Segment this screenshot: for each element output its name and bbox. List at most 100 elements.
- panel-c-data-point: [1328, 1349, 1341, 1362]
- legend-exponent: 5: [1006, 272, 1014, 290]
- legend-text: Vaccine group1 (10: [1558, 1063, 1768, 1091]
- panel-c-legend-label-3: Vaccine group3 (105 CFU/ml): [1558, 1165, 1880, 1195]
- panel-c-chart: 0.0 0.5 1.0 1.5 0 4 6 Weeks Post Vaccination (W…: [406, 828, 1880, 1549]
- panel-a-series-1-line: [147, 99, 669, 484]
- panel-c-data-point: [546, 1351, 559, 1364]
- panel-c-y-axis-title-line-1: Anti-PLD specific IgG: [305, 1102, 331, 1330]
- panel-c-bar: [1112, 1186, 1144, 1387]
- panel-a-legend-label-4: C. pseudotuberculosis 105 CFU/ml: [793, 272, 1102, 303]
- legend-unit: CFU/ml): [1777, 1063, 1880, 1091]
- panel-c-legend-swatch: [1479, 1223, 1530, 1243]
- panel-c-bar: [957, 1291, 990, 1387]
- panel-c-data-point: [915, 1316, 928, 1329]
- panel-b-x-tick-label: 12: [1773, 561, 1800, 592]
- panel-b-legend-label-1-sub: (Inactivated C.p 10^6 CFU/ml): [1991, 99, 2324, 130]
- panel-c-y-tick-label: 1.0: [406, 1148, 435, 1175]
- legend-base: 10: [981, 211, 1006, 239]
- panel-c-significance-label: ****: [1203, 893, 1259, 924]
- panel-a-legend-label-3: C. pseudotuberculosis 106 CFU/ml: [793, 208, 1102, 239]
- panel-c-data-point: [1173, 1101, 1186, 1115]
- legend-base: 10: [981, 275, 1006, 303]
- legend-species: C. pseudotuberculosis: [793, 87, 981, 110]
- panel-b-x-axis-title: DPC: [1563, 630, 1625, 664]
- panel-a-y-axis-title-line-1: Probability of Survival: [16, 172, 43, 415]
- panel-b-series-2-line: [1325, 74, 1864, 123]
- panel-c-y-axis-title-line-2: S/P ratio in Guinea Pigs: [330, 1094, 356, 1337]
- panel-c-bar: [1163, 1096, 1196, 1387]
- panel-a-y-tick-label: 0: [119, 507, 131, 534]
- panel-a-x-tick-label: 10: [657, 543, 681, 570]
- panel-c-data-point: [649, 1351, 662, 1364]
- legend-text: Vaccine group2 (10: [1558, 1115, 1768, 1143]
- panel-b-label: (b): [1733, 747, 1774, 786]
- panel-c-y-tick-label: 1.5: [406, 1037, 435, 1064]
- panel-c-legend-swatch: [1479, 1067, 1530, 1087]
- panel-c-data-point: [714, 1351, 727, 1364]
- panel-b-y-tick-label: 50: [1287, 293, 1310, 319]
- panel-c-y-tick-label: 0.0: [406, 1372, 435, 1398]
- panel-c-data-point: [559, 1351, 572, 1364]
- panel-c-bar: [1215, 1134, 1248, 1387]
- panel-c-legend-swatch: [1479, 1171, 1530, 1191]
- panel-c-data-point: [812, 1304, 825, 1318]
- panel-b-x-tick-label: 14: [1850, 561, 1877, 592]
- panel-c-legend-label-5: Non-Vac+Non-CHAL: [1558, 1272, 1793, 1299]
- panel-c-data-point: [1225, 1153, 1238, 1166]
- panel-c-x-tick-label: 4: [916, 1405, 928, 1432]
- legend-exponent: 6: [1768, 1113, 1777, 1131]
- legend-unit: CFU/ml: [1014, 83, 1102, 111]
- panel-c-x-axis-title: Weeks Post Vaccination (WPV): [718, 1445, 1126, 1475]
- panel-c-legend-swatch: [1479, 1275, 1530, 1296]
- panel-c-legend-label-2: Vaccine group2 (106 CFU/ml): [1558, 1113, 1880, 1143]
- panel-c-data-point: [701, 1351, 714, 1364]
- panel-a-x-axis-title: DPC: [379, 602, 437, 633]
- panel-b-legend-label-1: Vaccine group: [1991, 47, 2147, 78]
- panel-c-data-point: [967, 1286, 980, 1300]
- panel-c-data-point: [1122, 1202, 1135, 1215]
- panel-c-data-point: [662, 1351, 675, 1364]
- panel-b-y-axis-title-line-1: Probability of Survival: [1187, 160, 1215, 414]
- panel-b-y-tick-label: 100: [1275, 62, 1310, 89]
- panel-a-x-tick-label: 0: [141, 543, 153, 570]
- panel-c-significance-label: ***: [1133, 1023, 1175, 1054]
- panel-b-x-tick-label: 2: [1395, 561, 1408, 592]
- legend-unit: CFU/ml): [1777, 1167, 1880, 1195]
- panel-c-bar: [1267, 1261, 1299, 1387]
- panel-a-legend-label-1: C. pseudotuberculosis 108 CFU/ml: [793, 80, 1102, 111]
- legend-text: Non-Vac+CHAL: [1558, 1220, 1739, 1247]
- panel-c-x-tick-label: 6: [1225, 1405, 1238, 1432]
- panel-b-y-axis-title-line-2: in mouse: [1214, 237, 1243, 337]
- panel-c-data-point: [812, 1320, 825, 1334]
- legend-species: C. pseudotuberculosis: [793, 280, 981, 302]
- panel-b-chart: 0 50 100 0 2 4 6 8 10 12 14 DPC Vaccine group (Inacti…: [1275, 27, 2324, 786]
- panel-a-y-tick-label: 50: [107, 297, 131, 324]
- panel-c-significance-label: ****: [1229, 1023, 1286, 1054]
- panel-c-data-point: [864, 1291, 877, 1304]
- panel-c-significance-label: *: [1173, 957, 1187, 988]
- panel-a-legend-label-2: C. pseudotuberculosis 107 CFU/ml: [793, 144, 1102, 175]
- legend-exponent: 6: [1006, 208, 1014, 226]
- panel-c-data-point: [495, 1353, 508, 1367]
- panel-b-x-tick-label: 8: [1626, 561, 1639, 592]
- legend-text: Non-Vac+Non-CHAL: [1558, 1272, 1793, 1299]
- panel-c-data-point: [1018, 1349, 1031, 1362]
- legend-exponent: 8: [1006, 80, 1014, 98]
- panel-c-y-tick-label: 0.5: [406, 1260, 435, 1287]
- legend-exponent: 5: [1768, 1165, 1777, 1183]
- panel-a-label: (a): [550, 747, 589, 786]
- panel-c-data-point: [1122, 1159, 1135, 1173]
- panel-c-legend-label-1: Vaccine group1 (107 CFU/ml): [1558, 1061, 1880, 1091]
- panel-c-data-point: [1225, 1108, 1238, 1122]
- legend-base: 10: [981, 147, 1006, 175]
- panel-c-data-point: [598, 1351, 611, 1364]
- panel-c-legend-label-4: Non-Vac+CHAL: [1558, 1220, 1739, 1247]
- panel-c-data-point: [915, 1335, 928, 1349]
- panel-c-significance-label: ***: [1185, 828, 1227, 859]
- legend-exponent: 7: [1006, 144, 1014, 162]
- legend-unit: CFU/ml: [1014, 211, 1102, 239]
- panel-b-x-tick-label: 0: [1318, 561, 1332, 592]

□ □ □ □ □ □ □

**YOUR TASK**
Can you convert every line of the records above into a JSON list of strings, with one string per line and blank lines omitted?

**WRITTEN RESPONSE**
[
  "Segment this screenshot: for each element output its name and bbox. List at most 100 elements.",
  "- panel-c-data-point: [1328, 1349, 1341, 1362]",
  "- legend-exponent: 5: [1006, 272, 1014, 290]",
  "- legend-text: Vaccine group1 (10: [1558, 1063, 1768, 1091]",
  "- panel-c-legend-label-3: Vaccine group3 (105 CFU/ml): [1558, 1165, 1880, 1195]",
  "- panel-c-chart: 0.0 0.5 1.0 1.5 0 4 6 Weeks Post Vaccination (W…: [406, 828, 1880, 1549]",
  "- panel-a-series-1-line: [147, 99, 669, 484]",
  "- panel-c-data-point: [546, 1351, 559, 1364]",
  "- panel-c-y-axis-title-line-1: Anti-PLD specific IgG: [305, 1102, 331, 1330]",
  "- panel-c-bar: [1112, 1186, 1144, 1387]",
  "- panel-a-legend-label-4: C. pseudotuberculosis 105 CFU/ml: [793, 272, 1102, 303]",
  "- legend-unit: CFU/ml): [1777, 1063, 1880, 1091]",
  "- panel-c-legend-swatch: [1479, 1223, 1530, 1243]",
  "- panel-c-bar: [957, 1291, 990, 1387]",
  "- panel-c-data-point: [915, 1316, 928, 1329]",
  "- panel-b-x-tick-label: 12: [1773, 561, 1800, 592]",
  "- panel-b-legend-label-1-sub: (Inactivated C.p 10^6 CFU/ml): [1991, 99, 2324, 130]",
  "- panel-c-y-tick-label: 1.0: [406, 1148, 435, 1175]",
  "- legend-base: 10: [981, 211, 1006, 239]",
  "- panel-c-significance-label: ****: [1203, 893, 1259, 924]",
  "- panel-a-legend-label-3: C. pseudotuberculosis 106 CFU/ml: [793, 208, 1102, 239]",
  "- panel-c-data-point: [1173, 1101, 1186, 1115]",
  "- legend-base: 10: [981, 275, 1006, 303]",
  "- legend-species: C. pseudotuberculosis: [793, 87, 981, 110]",
  "- panel-b-x-axis-title: DPC: [1563, 630, 1625, 664]",
  "- panel-a-y-axis-title-line-1: Probability of Survival: [16, 172, 43, 415]",
  "- panel-b-series-2-line: [1325, 74, 1864, 123]",
  "- panel-c-y-axis-title-line-2: S/P ratio in Guinea Pigs: [330, 1094, 356, 1337]",
  "- panel-c-bar: [1163, 1096, 1196, 1387]",
  "- panel-a-y-tick-label: 0: [119, 507, 131, 534]",
  "- panel-a-x-tick-label: 10: [657, 543, 681, 570]",
  "- panel-c-data-point: [649, 1351, 662, 1364]",
  "- legend-text: Vaccine group2 (10: [1558, 1115, 1768, 1143]",
  "- panel-b-label: (b): [1733, 747, 1774, 786]",
  "- panel-c-y-tick-label: 1.5: [406, 1037, 435, 1064]",
  "- panel-c-legend-swatch: [1479, 1067, 1530, 1087]",
  "- panel-c-data-point: [714, 1351, 727, 1364]",
  "- panel-b-y-tick-label: 50: [1287, 293, 1310, 319]",
  "- panel-c-y-tick-label: 0.0: [406, 1372, 435, 1398]",
  "- panel-c-data-point: [559, 1351, 572, 1364]",
  "- panel-c-bar: [1215, 1134, 1248, 1387]",
  "- panel-c-legend-swatch: [1479, 1171, 1530, 1191]",
  "- panel-c-data-point: [812, 1304, 825, 1318]",
  "- panel-b-x-tick-label: 14: [1850, 561, 1877, 592]",
  "- panel-c-legend-label-5: Non-Vac+Non-CHAL: [1558, 1272, 1793, 1299]",
  "- panel-c-data-point: [1225, 1153, 1238, 1166]",
  "- panel-c-x-tick-label: 4: [916, 1405, 928, 1432]",
  "- legend-exponent: 6: [1768, 1113, 1777, 1131]",
  "- legend-unit: CFU/ml: [1014, 83, 1102, 111]",
  "- panel-c-x-axis-title: Weeks Post Vaccination (WPV): [718, 1445, 1126, 1475]",
  "- panel-c-legend-swatch: [1479, 1275, 1530, 1296]",
  "- panel-c-legend-label-2: Vaccine group2 (106 CFU/ml): [1558, 1113, 1880, 1143]",
  "- panel-c-data-point: [701, 1351, 714, 1364]",
  "- panel-a-x-axis-title: DPC: [379, 602, 437, 633]",
  "- panel-b-legend-label-1: Vaccine group: [1991, 47, 2147, 78]",
  "- panel-c-data-point: [967, 1286, 980, 1300]",
  "- panel-c-data-point: [1122, 1202, 1135, 1215]",
  "- panel-c-data-point: [662, 1351, 675, 1364]",
  "- panel-b-y-axis-title-line-1: Probability of Survival: [1187, 160, 1215, 414]",
  "- panel-b-y-tick-label: 100: [1275, 62, 1310, 89]",
  "- panel-a-x-tick-label: 0: [141, 543, 153, 570]",
  "- panel-c-significance-label: ***: [1133, 1023, 1175, 1054]",
  "- panel-b-x-tick-label: 2: [1395, 561, 1408, 592]",
  "- legend-unit: CFU/ml): [1777, 1167, 1880, 1195]",
  "- panel-c-bar: [1267, 1261, 1299, 1387]",
  "- panel-a-legend-label-1: C. pseudotuberculosis 108 CFU/ml: [793, 80, 1102, 111]",
  "- legend-text: Non-Vac+CHAL: [1558, 1220, 1739, 1247]",
  "- panel-c-x-tick-label: 6: [1225, 1405, 1238, 1432]",
  "- panel-b-y-axis-title-line-2: in mouse: [1214, 237, 1243, 337]",
  "- panel-c-data-point: [812, 1320, 825, 1334]",
  "- legend-species: C. pseudotuberculosis: [793, 280, 981, 302]",
  "- panel-b-chart: 0 50 100 0 2 4 6 8 10 12 14 DPC Vaccine group (Inacti…: [1275, 27, 2324, 786]",
  "- panel-a-y-tick-label: 50: [107, 297, 131, 324]",
  "- panel-c-significance-label: ****: [1229, 1023, 1286, 1054]",
  "- panel-c-data-point: [864, 1291, 877, 1304]",
  "- panel-c-significance-label: *: [1173, 957, 1187, 988]",
  "- panel-a-legend-label-2: C. pseudotuberculosis 107 CFU/ml: [793, 144, 1102, 175]",
  "- legend-exponent: 6: [1006, 208, 1014, 226]",
  "- panel-c-data-point: [495, 1353, 508, 1367]",
  "- panel-b-x-tick-label: 8: [1626, 561, 1639, 592]",
  "- legend-text: Non-Vac+Non-CHAL: [1558, 1272, 1793, 1299]",
  "- panel-c-data-point: [1018, 1349, 1031, 1362]",
  "- legend-exponent: 8: [1006, 80, 1014, 98]",
  "- panel-c-y-tick-label: 0.5: [406, 1260, 435, 1287]",
  "- legend-exponent: 5: [1768, 1165, 1777, 1183]",
  "- panel-a-label: (a): [550, 747, 589, 786]",
  "- panel-c-data-point: [1122, 1159, 1135, 1173]",
  "- panel-c-legend-label-1: Vaccine group1 (107 CFU/ml): [1558, 1061, 1880, 1091]",
  "- panel-c-data-point: [1225, 1108, 1238, 1122]",
  "- legend-base: 10: [981, 147, 1006, 175]",
  "- panel-c-data-point: [598, 1351, 611, 1364]",
  "- panel-c-legend-label-4: Non-Vac+CHAL: [1558, 1220, 1739, 1247]",
  "- panel-c-data-point: [915, 1335, 928, 1349]",
  "- panel-c-significance-label: ***: [1185, 828, 1227, 859]",
  "- legend-exponent: 7: [1006, 144, 1014, 162]",
  "- legend-unit: CFU/ml: [1014, 211, 1102, 239]",
  "- panel-b-x-tick-label: 0: [1318, 561, 1332, 592]"
]